◆ Exercise aim ◆
Read the material below. Count the lines containing "JSON" and give that count alone.

◆ Records to process ◆

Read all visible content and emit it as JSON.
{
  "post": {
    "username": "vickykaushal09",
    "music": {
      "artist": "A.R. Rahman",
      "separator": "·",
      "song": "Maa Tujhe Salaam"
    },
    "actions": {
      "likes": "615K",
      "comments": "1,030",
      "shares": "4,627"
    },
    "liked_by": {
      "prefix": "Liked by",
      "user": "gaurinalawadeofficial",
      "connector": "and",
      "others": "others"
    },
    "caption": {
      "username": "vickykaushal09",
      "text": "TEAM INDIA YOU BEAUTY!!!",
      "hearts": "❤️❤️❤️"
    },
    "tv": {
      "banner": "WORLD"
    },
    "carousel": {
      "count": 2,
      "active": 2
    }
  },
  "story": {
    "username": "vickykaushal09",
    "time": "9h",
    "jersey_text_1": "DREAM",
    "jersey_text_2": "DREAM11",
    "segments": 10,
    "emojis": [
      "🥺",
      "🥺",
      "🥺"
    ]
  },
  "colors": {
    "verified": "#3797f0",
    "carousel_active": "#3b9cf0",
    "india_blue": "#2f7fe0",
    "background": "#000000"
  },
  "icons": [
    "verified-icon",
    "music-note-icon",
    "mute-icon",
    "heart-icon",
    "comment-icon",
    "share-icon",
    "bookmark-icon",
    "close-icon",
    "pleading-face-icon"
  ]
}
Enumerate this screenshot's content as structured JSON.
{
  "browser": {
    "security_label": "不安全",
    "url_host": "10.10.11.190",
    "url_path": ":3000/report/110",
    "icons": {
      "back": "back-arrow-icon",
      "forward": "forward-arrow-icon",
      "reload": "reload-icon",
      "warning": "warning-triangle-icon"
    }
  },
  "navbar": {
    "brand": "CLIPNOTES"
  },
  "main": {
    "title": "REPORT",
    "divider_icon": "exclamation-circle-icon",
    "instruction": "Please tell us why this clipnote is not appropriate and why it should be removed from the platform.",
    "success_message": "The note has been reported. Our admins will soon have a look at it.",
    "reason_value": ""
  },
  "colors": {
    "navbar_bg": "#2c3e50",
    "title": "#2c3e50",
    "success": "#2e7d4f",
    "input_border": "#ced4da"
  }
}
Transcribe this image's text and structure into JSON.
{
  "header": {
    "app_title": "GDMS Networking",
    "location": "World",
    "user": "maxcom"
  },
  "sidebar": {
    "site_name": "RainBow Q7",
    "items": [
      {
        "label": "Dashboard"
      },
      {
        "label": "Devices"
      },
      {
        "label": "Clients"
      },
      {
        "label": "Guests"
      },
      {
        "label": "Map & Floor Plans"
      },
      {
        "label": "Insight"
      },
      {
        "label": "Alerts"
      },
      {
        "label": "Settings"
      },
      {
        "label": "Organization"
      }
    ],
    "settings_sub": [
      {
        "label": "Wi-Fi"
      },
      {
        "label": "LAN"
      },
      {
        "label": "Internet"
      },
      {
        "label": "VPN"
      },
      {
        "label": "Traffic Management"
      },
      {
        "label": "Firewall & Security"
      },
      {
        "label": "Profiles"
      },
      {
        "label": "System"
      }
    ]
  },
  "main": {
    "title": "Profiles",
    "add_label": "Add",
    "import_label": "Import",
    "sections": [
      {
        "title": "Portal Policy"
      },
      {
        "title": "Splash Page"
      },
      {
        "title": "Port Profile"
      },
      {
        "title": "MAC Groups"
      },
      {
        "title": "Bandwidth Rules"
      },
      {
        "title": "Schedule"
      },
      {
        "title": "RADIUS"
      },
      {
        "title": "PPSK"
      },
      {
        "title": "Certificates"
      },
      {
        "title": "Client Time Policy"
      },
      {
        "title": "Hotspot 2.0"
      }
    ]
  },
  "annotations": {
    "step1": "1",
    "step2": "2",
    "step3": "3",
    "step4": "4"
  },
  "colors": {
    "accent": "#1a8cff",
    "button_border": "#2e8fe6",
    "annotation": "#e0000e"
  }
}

◆ Result ◆
3